> **WHAT YOU NEED TO DO**: Repeat the material in full. Keep every line exactly as it is.

Data excerpts:
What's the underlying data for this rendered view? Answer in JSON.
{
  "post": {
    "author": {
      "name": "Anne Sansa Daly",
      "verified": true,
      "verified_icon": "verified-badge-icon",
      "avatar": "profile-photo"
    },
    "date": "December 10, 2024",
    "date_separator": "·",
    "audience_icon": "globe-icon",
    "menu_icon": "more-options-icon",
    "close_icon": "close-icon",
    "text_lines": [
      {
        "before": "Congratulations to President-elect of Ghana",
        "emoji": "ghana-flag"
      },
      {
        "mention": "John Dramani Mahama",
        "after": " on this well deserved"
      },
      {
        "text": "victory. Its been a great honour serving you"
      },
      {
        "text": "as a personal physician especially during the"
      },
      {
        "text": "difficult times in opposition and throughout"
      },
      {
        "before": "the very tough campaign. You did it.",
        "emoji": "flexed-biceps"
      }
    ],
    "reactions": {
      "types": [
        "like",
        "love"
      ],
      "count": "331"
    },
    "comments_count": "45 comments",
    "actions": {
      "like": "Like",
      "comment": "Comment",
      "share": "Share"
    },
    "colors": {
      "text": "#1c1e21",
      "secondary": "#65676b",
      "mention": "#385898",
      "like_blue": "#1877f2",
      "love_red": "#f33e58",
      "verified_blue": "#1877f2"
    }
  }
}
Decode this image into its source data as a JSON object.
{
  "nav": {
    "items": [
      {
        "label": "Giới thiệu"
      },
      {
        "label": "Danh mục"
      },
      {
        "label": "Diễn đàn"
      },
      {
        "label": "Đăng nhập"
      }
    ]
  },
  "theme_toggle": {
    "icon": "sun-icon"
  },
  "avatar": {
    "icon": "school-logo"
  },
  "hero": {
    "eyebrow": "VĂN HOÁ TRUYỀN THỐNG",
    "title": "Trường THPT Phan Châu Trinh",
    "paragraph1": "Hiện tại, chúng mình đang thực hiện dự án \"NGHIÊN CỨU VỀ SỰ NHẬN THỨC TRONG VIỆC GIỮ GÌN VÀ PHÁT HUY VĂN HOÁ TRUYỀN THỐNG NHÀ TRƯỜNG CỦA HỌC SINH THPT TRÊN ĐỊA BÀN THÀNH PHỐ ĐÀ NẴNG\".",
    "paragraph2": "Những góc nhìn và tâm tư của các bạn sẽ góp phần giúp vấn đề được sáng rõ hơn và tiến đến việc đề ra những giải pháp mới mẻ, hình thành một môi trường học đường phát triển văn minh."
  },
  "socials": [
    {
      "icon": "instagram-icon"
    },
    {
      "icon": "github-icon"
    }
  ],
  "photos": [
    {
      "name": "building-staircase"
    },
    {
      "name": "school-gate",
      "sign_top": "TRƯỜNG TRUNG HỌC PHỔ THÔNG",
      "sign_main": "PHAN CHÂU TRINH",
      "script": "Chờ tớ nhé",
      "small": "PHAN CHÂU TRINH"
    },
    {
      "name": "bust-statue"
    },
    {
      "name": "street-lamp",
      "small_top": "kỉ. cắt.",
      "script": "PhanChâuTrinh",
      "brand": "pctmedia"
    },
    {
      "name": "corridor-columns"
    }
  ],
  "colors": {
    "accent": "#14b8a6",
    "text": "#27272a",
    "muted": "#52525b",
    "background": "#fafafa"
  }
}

> **CORRECT RESULT**:
What's the underlying data for this rendered view? Answer in JSON.
{
  "post": {
    "author": {
      "name": "Anne Sansa Daly",
      "verified": true,
      "verified_icon": "verified-badge-icon",
      "avatar": "profile-photo"
    },
    "date": "December 10, 2024",
    "date_separator": "·",
    "audience_icon": "globe-icon",
    "menu_icon": "more-options-icon",
    "close_icon": "close-icon",
    "text_lines": [
      {
        "before": "Congratulations to President-elect of Ghana",
        "emoji": "ghana-flag"
      },
      {
        "mention": "John Dramani Mahama",
        "after": " on this well deserved"
      },
      {
        "text": "victory. Its been a great honour serving you"
      },
      {
        "text": "as a personal physician especially during the"
      },
      {
        "text": "difficult times in opposition and throughout"
      },
      {
        "before": "the very tough campaign. You did it.",
        "emoji": "flexed-biceps"
      }
    ],
    "reactions": {
      "types": [
        "like",
        "love"
      ],
      "count": "331"
    },
    "comments_count": "45 comments",
    "actions": {
      "like": "Like",
      "comment": "Comment",
      "share": "Share"
    },
    "colors": {
      "text": "#1c1e21",
      "secondary": "#65676b",
      "mention": "#385898",
      "like_blue": "#1877f2",
      "love_red": "#f33e58",
      "verified_blue": "#1877f2"
    }
  }
}
Decode this image into its source data as a JSON object.
{
  "nav": {
    "items": [
      {
        "label": "Giới thiệu"
      },
      {
        "label": "Danh mục"
      },
      {
        "label": "Diễn đàn"
      },
      {
        "label": "Đăng nhập"
      }
    ]
  },
  "theme_toggle": {
    "icon": "sun-icon"
  },
  "avatar": {
    "icon": "school-logo"
  },
  "hero": {
    "eyebrow": "VĂN HOÁ TRUYỀN THỐNG",
    "title": "Trường THPT Phan Châu Trinh",
    "paragraph1": "Hiện tại, chúng mình đang thực hiện dự án \"NGHIÊN CỨU VỀ SỰ NHẬN THỨC TRONG VIỆC GIỮ GÌN VÀ PHÁT HUY VĂN HOÁ TRUYỀN THỐNG NHÀ TRƯỜNG CỦA HỌC SINH THPT TRÊN ĐỊA BÀN THÀNH PHỐ ĐÀ NẴNG\".",
    "paragraph2": "Những góc nhìn và tâm tư của các bạn sẽ góp phần giúp vấn đề được sáng rõ hơn và tiến đến việc đề ra những giải pháp mới mẻ, hình thành một môi trường học đường phát triển văn minh."
  },
  "socials": [
    {
      "icon": "instagram-icon"
    },
    {
      "icon": "github-icon"
    }
  ],
  "photos": [
    {
      "name": "building-staircase"
    },
    {
      "name": "school-gate",
      "sign_top": "TRƯỜNG TRUNG HỌC PHỔ THÔNG",
      "sign_main": "PHAN CHÂU TRINH",
      "script": "Chờ tớ nhé",
      "small": "PHAN CHÂU TRINH"
    },
    {
      "name": "bust-statue"
    },
    {
      "name": "street-lamp",
      "small_top": "kỉ. cắt.",
      "script": "PhanChâuTrinh",
      "brand": "pctmedia"
    },
    {
      "name": "corridor-columns"
    }
  ],
  "colors": {
    "accent": "#14b8a6",
    "text": "#27272a",
    "muted": "#52525b",
    "background": "#fafafa"
  }
}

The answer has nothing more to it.